» **The problem**:
Reply with one number: the count of lines in the records below that hold "holiday".

*** Given entries

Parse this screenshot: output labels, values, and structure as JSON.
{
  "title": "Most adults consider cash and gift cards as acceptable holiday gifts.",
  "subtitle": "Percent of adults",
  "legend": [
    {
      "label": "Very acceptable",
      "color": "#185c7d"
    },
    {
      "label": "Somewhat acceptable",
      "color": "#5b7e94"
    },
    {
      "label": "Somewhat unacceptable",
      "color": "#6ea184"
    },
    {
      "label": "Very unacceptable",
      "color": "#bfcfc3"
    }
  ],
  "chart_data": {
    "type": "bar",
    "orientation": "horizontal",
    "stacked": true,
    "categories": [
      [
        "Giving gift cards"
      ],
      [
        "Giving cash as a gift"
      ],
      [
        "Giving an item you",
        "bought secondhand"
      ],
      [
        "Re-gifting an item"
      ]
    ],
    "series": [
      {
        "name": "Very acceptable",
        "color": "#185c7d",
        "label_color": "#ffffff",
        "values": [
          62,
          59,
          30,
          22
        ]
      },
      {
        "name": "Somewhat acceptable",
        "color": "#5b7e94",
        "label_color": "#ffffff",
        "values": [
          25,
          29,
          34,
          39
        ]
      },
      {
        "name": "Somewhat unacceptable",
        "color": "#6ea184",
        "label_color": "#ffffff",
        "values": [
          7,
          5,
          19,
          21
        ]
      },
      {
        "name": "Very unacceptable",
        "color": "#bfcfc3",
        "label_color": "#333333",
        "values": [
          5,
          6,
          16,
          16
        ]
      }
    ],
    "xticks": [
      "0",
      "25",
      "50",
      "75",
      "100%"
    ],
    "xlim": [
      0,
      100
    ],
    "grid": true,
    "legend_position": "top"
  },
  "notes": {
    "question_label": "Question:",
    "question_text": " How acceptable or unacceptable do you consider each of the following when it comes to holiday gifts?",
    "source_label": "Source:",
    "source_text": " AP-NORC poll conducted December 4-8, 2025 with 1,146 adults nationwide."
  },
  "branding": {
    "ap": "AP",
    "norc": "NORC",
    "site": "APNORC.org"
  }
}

******

» **Problem solution**:
2